* REQUEST
Can you copy out each of the records below line for line, with no changes?

-- start AVAILABLE RECORDS --

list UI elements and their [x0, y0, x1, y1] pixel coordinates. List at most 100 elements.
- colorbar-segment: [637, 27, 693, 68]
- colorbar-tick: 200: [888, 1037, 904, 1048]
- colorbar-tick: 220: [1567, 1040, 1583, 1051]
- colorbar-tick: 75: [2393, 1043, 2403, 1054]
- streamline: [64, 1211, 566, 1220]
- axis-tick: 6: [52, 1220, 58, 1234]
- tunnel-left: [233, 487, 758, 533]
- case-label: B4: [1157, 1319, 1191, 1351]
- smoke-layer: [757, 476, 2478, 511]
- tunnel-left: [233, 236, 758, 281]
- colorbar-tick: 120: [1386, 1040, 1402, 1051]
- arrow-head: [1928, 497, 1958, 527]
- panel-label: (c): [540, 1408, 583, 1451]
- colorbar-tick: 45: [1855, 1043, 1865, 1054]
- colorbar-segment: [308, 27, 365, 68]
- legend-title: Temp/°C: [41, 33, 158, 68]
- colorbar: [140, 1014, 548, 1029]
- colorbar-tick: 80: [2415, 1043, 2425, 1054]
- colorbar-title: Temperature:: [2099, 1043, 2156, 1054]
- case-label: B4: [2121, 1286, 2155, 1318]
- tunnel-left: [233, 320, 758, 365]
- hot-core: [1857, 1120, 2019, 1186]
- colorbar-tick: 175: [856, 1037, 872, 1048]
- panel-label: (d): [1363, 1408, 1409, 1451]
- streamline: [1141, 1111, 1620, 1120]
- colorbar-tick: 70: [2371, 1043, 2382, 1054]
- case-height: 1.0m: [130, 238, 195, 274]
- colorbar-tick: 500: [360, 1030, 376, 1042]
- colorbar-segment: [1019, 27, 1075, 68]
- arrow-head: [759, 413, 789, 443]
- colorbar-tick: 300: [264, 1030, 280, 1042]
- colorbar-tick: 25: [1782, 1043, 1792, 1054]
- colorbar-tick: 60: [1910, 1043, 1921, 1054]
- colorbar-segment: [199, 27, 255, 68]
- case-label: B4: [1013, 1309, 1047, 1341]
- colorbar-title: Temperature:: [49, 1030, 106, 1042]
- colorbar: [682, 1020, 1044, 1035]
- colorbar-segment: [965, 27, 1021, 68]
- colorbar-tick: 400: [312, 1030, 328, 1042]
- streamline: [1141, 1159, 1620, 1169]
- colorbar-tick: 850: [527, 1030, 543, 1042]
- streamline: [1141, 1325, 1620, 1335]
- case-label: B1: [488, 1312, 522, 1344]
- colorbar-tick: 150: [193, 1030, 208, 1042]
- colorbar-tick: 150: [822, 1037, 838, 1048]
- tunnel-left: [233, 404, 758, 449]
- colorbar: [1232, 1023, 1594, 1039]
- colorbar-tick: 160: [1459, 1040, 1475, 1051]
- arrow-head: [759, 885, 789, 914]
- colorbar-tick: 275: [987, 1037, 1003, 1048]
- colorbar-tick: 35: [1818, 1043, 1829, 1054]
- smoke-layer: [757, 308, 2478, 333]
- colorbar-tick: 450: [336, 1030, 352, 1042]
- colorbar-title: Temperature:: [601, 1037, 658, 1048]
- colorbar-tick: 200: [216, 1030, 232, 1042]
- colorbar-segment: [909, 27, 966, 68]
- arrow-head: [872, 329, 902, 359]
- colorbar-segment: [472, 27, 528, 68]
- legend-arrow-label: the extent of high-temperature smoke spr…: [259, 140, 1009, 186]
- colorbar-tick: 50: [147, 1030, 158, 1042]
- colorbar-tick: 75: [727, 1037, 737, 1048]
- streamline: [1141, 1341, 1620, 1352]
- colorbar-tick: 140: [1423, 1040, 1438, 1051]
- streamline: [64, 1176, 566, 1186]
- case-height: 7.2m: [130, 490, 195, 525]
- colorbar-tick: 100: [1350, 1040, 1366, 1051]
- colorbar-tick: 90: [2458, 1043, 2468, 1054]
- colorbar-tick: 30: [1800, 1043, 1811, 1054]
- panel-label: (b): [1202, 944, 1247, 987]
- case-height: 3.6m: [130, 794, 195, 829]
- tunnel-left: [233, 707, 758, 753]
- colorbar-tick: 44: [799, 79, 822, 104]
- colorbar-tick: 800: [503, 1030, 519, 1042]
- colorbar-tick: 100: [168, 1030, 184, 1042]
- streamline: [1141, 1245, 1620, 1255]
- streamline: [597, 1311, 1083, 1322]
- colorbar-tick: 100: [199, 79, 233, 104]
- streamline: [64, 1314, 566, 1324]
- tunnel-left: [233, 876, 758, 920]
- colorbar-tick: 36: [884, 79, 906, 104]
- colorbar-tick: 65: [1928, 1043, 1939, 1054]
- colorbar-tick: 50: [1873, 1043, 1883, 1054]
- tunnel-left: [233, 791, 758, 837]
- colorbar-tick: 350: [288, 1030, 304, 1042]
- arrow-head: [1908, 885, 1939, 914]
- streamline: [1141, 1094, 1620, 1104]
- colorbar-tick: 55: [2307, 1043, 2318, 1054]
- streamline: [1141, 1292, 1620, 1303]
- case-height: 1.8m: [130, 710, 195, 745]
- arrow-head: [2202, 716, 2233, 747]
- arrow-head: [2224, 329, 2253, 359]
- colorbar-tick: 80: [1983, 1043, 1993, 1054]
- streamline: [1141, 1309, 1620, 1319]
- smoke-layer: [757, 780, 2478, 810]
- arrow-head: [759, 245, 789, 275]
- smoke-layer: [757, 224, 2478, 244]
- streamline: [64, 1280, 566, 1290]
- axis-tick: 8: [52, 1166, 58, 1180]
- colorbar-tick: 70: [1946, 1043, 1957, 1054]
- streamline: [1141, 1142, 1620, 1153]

-- end AVAILABLE RECORDS --

* EXPECTED ANSWER
list UI elements and their [x0, y0, x1, y1] pixel coordinates. List at most 100 elements.
- colorbar-segment: [637, 27, 693, 68]
- colorbar-tick: 200: [888, 1037, 904, 1048]
- colorbar-tick: 220: [1567, 1040, 1583, 1051]
- colorbar-tick: 75: [2393, 1043, 2403, 1054]
- streamline: [64, 1211, 566, 1220]
- axis-tick: 6: [52, 1220, 58, 1234]
- tunnel-left: [233, 487, 758, 533]
- case-label: B4: [1157, 1319, 1191, 1351]
- smoke-layer: [757, 476, 2478, 511]
- tunnel-left: [233, 236, 758, 281]
- colorbar-tick: 120: [1386, 1040, 1402, 1051]
- arrow-head: [1928, 497, 1958, 527]
- panel-label: (c): [540, 1408, 583, 1451]
- colorbar-tick: 45: [1855, 1043, 1865, 1054]
- colorbar-segment: [308, 27, 365, 68]
- legend-title: Temp/°C: [41, 33, 158, 68]
- colorbar: [140, 1014, 548, 1029]
- colorbar-tick: 80: [2415, 1043, 2425, 1054]
- colorbar-title: Temperature:: [2099, 1043, 2156, 1054]
- case-label: B4: [2121, 1286, 2155, 1318]
- tunnel-left: [233, 320, 758, 365]
- hot-core: [1857, 1120, 2019, 1186]
- colorbar-tick: 175: [856, 1037, 872, 1048]
- panel-label: (d): [1363, 1408, 1409, 1451]
- streamline: [1141, 1111, 1620, 1120]
- colorbar-tick: 70: [2371, 1043, 2382, 1054]
- case-height: 1.0m: [130, 238, 195, 274]
- colorbar-tick: 500: [360, 1030, 376, 1042]
- colorbar-segment: [1019, 27, 1075, 68]
- arrow-head: [759, 413, 789, 443]
- colorbar-tick: 300: [264, 1030, 280, 1042]
- colorbar-tick: 25: [1782, 1043, 1792, 1054]
- colorbar-tick: 60: [1910, 1043, 1921, 1054]
- colorbar-segment: [199, 27, 255, 68]
- case-label: B4: [1013, 1309, 1047, 1341]
- colorbar-title: Temperature:: [49, 1030, 106, 1042]
- colorbar: [682, 1020, 1044, 1035]
- colorbar-segment: [965, 27, 1021, 68]
- colorbar-tick: 400: [312, 1030, 328, 1042]
- streamline: [1141, 1159, 1620, 1169]
- colorbar-tick: 850: [527, 1030, 543, 1042]
- streamline: [1141, 1325, 1620, 1335]
- case-label: B1: [488, 1312, 522, 1344]
- colorbar-tick: 150: [193, 1030, 208, 1042]
- colorbar-tick: 150: [822, 1037, 838, 1048]
- tunnel-left: [233, 404, 758, 449]
- colorbar: [1232, 1023, 1594, 1039]
- colorbar-tick: 160: [1459, 1040, 1475, 1051]
- arrow-head: [759, 885, 789, 914]
- colorbar-tick: 275: [987, 1037, 1003, 1048]
- colorbar-tick: 35: [1818, 1043, 1829, 1054]
- smoke-layer: [757, 308, 2478, 333]
- colorbar-tick: 450: [336, 1030, 352, 1042]
- colorbar-title: Temperature:: [601, 1037, 658, 1048]
- colorbar-tick: 200: [216, 1030, 232, 1042]
- colorbar-segment: [909, 27, 966, 68]
- arrow-head: [872, 329, 902, 359]
- colorbar-segment: [472, 27, 528, 68]
- legend-arrow-label: the extent of high-temperature smoke spr…: [259, 140, 1009, 186]
- colorbar-tick: 50: [147, 1030, 158, 1042]
- colorbar-tick: 75: [727, 1037, 737, 1048]
- streamline: [1141, 1341, 1620, 1352]
- colorbar-tick: 140: [1423, 1040, 1438, 1051]
- streamline: [64, 1176, 566, 1186]
- case-height: 7.2m: [130, 490, 195, 525]
- colorbar-tick: 100: [1350, 1040, 1366, 1051]
- colorbar-tick: 90: [2458, 1043, 2468, 1054]
- colorbar-tick: 30: [1800, 1043, 1811, 1054]
- panel-label: (b): [1202, 944, 1247, 987]
- case-height: 3.6m: [130, 794, 195, 829]
- tunnel-left: [233, 707, 758, 753]
- colorbar-tick: 44: [799, 79, 822, 104]
- colorbar-tick: 800: [503, 1030, 519, 1042]
- colorbar-tick: 100: [168, 1030, 184, 1042]
- streamline: [1141, 1245, 1620, 1255]
- streamline: [597, 1311, 1083, 1322]
- colorbar-tick: 100: [199, 79, 233, 104]
- streamline: [64, 1314, 566, 1324]
- tunnel-left: [233, 876, 758, 920]
- colorbar-tick: 36: [884, 79, 906, 104]
- colorbar-tick: 65: [1928, 1043, 1939, 1054]
- colorbar-tick: 50: [1873, 1043, 1883, 1054]
- tunnel-left: [233, 791, 758, 837]
- colorbar-tick: 350: [288, 1030, 304, 1042]
- arrow-head: [1908, 885, 1939, 914]
- streamline: [1141, 1094, 1620, 1104]
- colorbar-tick: 55: [2307, 1043, 2318, 1054]
- streamline: [1141, 1292, 1620, 1303]
- case-height: 1.8m: [130, 710, 195, 745]
- arrow-head: [2202, 716, 2233, 747]
- arrow-head: [2224, 329, 2253, 359]
- colorbar-tick: 80: [1983, 1043, 1993, 1054]
- streamline: [1141, 1309, 1620, 1319]
- smoke-layer: [757, 780, 2478, 810]
- arrow-head: [759, 245, 789, 275]
- smoke-layer: [757, 224, 2478, 244]
- streamline: [64, 1280, 566, 1290]
- axis-tick: 8: [52, 1166, 58, 1180]
- colorbar-tick: 70: [1946, 1043, 1957, 1054]
- streamline: [1141, 1142, 1620, 1153]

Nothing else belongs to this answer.